(Stored items)
____________

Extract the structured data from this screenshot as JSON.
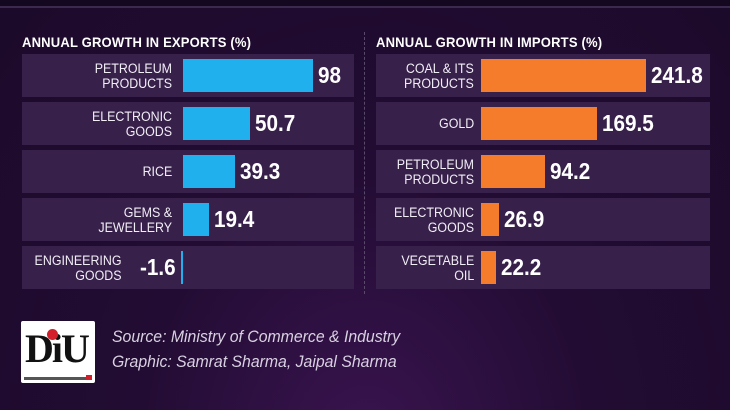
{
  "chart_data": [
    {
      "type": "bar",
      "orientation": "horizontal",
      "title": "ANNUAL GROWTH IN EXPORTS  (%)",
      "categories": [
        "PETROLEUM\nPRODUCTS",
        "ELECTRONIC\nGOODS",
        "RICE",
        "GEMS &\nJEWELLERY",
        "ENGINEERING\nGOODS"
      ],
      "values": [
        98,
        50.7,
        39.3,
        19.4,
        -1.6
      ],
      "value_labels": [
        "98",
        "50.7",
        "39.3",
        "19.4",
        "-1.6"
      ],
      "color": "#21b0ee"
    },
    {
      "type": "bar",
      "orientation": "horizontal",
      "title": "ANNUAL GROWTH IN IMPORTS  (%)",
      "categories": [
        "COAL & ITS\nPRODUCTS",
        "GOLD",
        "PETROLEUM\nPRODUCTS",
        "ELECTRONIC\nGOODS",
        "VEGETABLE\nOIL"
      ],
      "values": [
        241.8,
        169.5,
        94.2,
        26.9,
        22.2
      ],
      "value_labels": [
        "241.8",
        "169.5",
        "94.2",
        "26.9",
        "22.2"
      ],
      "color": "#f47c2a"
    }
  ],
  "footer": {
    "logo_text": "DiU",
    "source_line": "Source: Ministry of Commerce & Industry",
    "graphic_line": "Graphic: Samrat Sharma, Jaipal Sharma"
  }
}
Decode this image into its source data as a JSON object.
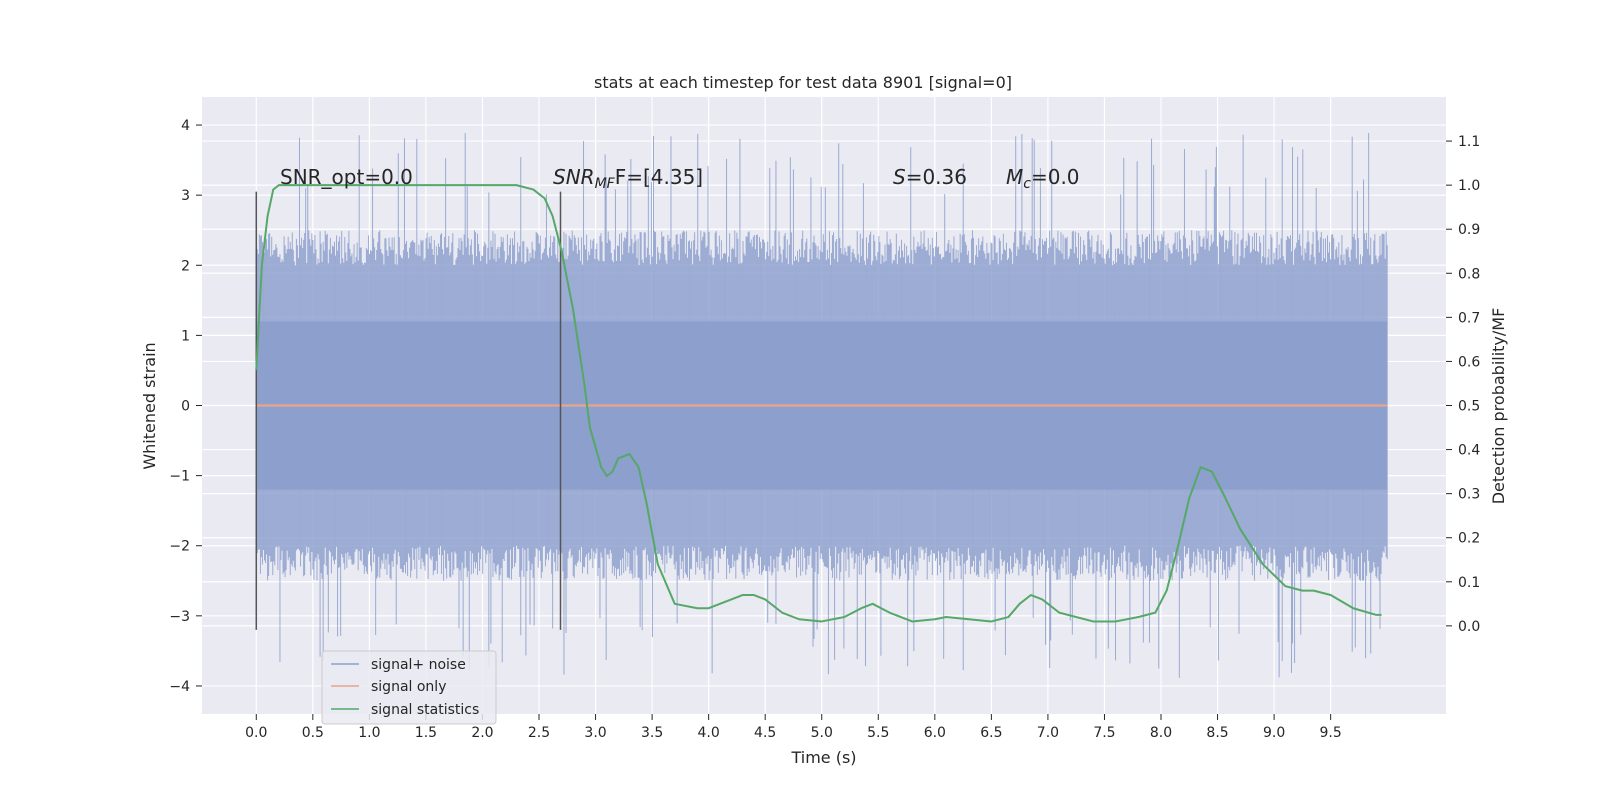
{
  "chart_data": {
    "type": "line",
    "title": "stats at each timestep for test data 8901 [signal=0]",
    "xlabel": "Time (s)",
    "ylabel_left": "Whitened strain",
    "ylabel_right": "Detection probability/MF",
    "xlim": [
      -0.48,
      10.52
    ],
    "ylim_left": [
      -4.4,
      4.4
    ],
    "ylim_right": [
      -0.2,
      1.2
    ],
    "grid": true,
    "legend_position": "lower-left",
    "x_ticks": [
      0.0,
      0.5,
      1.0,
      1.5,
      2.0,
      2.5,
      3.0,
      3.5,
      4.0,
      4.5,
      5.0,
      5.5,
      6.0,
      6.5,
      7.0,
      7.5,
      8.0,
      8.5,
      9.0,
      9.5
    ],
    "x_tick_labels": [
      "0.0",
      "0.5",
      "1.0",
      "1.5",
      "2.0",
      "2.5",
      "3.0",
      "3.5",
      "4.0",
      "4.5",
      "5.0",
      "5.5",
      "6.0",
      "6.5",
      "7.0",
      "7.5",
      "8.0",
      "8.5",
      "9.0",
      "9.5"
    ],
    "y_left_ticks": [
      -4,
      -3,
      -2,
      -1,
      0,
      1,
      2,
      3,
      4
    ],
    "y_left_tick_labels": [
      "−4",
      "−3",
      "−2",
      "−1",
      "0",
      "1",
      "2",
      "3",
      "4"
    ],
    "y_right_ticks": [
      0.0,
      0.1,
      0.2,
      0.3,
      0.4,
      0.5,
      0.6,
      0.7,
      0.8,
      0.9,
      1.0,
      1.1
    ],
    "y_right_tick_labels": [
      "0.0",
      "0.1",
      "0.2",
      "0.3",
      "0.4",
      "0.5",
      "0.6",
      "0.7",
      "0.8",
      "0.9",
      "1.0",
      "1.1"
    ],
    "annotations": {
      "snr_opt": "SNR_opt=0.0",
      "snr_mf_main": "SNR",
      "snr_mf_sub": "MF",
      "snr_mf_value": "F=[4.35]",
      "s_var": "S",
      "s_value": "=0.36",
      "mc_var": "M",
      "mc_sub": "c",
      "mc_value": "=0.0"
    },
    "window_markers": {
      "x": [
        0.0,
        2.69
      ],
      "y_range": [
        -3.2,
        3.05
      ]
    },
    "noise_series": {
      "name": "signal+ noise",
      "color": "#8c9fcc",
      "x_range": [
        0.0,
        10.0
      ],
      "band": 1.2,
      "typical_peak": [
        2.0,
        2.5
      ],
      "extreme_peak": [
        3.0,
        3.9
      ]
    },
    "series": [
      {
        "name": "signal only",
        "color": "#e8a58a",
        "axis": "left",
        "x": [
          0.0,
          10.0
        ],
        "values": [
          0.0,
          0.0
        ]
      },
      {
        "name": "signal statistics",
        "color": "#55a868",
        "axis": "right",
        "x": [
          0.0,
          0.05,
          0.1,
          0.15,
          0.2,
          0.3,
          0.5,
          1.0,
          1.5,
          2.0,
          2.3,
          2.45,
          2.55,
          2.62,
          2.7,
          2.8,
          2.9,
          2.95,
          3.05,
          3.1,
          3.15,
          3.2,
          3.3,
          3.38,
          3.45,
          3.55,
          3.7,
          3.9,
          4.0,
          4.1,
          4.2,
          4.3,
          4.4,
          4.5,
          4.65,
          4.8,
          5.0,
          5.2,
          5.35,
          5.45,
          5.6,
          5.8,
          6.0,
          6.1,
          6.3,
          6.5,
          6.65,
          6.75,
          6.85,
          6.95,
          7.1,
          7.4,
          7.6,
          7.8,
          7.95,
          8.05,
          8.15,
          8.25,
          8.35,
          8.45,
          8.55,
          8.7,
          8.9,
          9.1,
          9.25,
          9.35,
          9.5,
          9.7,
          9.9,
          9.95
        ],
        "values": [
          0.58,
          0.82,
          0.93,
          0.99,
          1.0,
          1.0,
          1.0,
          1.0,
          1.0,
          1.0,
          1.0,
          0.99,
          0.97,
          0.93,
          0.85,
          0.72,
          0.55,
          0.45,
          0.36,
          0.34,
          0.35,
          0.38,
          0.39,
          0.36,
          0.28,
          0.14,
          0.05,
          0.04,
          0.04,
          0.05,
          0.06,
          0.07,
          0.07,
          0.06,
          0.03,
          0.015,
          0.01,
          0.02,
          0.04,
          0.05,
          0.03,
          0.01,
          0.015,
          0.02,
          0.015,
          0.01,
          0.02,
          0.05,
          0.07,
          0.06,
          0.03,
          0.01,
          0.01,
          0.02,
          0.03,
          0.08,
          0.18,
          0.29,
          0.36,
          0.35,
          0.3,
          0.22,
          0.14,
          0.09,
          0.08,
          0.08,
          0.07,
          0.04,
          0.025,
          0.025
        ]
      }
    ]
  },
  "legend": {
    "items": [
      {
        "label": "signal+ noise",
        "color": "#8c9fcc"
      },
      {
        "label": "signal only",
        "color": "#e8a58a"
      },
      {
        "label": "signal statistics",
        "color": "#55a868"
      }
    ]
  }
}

____________

-- Work instructions --
Repeat the records above verbatim, with no pictures in the result.

-- Right answer --
Extract the structured data from this screenshot as JSON.
{
  "chart_data": [
    {
      "type": "bar",
      "orientation": "horizontal",
      "title": "ANNUAL GROWTH IN EXPORTS  (%)",
      "categories": [
        "PETROLEUM\nPRODUCTS",
        "ELECTRONIC\nGOODS",
        "RICE",
        "GEMS &\nJEWELLERY",
        "ENGINEERING\nGOODS"
      ],
      "values": [
        98,
        50.7,
        39.3,
        19.4,
        -1.6
      ],
      "value_labels": [
        "98",
        "50.7",
        "39.3",
        "19.4",
        "-1.6"
      ],
      "color": "#21b0ee"
    },
    {
      "type": "bar",
      "orientation": "horizontal",
      "title": "ANNUAL GROWTH IN IMPORTS  (%)",
      "categories": [
        "COAL & ITS\nPRODUCTS",
        "GOLD",
        "PETROLEUM\nPRODUCTS",
        "ELECTRONIC\nGOODS",
        "VEGETABLE\nOIL"
      ],
      "values": [
        241.8,
        169.5,
        94.2,
        26.9,
        22.2
      ],
      "value_labels": [
        "241.8",
        "169.5",
        "94.2",
        "26.9",
        "22.2"
      ],
      "color": "#f47c2a"
    }
  ],
  "footer": {
    "logo_text": "DiU",
    "source_line": "Source: Ministry of Commerce & Industry",
    "graphic_line": "Graphic: Samrat Sharma, Jaipal Sharma"
  }
}
Decode this image into its source data as a JSON object.
{
  "chart_data": {
    "type": "line",
    "title": "stats at each timestep for test data 8901 [signal=0]",
    "xlabel": "Time (s)",
    "ylabel_left": "Whitened strain",
    "ylabel_right": "Detection probability/MF",
    "xlim": [
      -0.48,
      10.52
    ],
    "ylim_left": [
      -4.4,
      4.4
    ],
    "ylim_right": [
      -0.2,
      1.2
    ],
    "grid": true,
    "legend_position": "lower-left",
    "x_ticks": [
      0.0,
      0.5,
      1.0,
      1.5,
      2.0,
      2.5,
      3.0,
      3.5,
      4.0,
      4.5,
      5.0,
      5.5,
      6.0,
      6.5,
      7.0,
      7.5,
      8.0,
      8.5,
      9.0,
      9.5
    ],
    "x_tick_labels": [
      "0.0",
      "0.5",
      "1.0",
      "1.5",
      "2.0",
      "2.5",
      "3.0",
      "3.5",
      "4.0",
      "4.5",
      "5.0",
      "5.5",
      "6.0",
      "6.5",
      "7.0",
      "7.5",
      "8.0",
      "8.5",
      "9.0",
      "9.5"
    ],
    "y_left_ticks": [
      -4,
      -3,
      -2,
      -1,
      0,
      1,
      2,
      3,
      4
    ],
    "y_left_tick_labels": [
      "−4",
      "−3",
      "−2",
      "−1",
      "0",
      "1",
      "2",
      "3",
      "4"
    ],
    "y_right_ticks": [
      0.0,
      0.1,
      0.2,
      0.3,
      0.4,
      0.5,
      0.6,
      0.7,
      0.8,
      0.9,
      1.0,
      1.1
    ],
    "y_right_tick_labels": [
      "0.0",
      "0.1",
      "0.2",
      "0.3",
      "0.4",
      "0.5",
      "0.6",
      "0.7",
      "0.8",
      "0.9",
      "1.0",
      "1.1"
    ],
    "annotations": {
      "snr_opt": "SNR_opt=0.0",
      "snr_mf_main": "SNR",
      "snr_mf_sub": "MF",
      "snr_mf_value": "F=[4.35]",
      "s_var": "S",
      "s_value": "=0.36",
      "mc_var": "M",
      "mc_sub": "c",
      "mc_value": "=0.0"
    },
    "window_markers": {
      "x": [
        0.0,
        2.69
      ],
      "y_range": [
        -3.2,
        3.05
      ]
    },
    "noise_series": {
      "name": "signal+ noise",
      "color": "#8c9fcc",
      "x_range": [
        0.0,
        10.0
      ],
      "band": 1.2,
      "typical_peak": [
        2.0,
        2.5
      ],
      "extreme_peak": [
        3.0,
        3.9
      ]
    },
    "series": [
      {
        "name": "signal only",
        "color": "#e8a58a",
        "axis": "left",
        "x": [
          0.0,
          10.0
        ],
        "values": [
          0.0,
          0.0
        ]
      },
      {
        "name": "signal statistics",
        "color": "#55a868",
        "axis": "right",
        "x": [
          0.0,
          0.05,
          0.1,
          0.15,
          0.2,
          0.3,
          0.5,
          1.0,
          1.5,
          2.0,
          2.3,
          2.45,
          2.55,
          2.62,
          2.7,
          2.8,
          2.9,
          2.95,
          3.05,
          3.1,
          3.15,
          3.2,
          3.3,
          3.38,
          3.45,
          3.55,
          3.7,
          3.9,
          4.0,
          4.1,
          4.2,
          4.3,
          4.4,
          4.5,
          4.65,
          4.8,
          5.0,
          5.2,
          5.35,
          5.45,
          5.6,
          5.8,
          6.0,
          6.1,
          6.3,
          6.5,
          6.65,
          6.75,
          6.85,
          6.95,
          7.1,
          7.4,
          7.6,
          7.8,
          7.95,
          8.05,
          8.15,
          8.25,
          8.35,
          8.45,
          8.55,
          8.7,
          8.9,
          9.1,
          9.25,
          9.35,
          9.5,
          9.7,
          9.9,
          9.95
        ],
        "values": [
          0.58,
          0.82,
          0.93,
          0.99,
          1.0,
          1.0,
          1.0,
          1.0,
          1.0,
          1.0,
          1.0,
          0.99,
          0.97,
          0.93,
          0.85,
          0.72,
          0.55,
          0.45,
          0.36,
          0.34,
          0.35,
          0.38,
          0.39,
          0.36,
          0.28,
          0.14,
          0.05,
          0.04,
          0.04,
          0.05,
          0.06,
          0.07,
          0.07,
          0.06,
          0.03,
          0.015,
          0.01,
          0.02,
          0.04,
          0.05,
          0.03,
          0.01,
          0.015,
          0.02,
          0.015,
          0.01,
          0.02,
          0.05,
          0.07,
          0.06,
          0.03,
          0.01,
          0.01,
          0.02,
          0.03,
          0.08,
          0.18,
          0.29,
          0.36,
          0.35,
          0.3,
          0.22,
          0.14,
          0.09,
          0.08,
          0.08,
          0.07,
          0.04,
          0.025,
          0.025
        ]
      }
    ]
  },
  "legend": {
    "items": [
      {
        "label": "signal+ noise",
        "color": "#8c9fcc"
      },
      {
        "label": "signal only",
        "color": "#e8a58a"
      },
      {
        "label": "signal statistics",
        "color": "#55a868"
      }
    ]
  }
}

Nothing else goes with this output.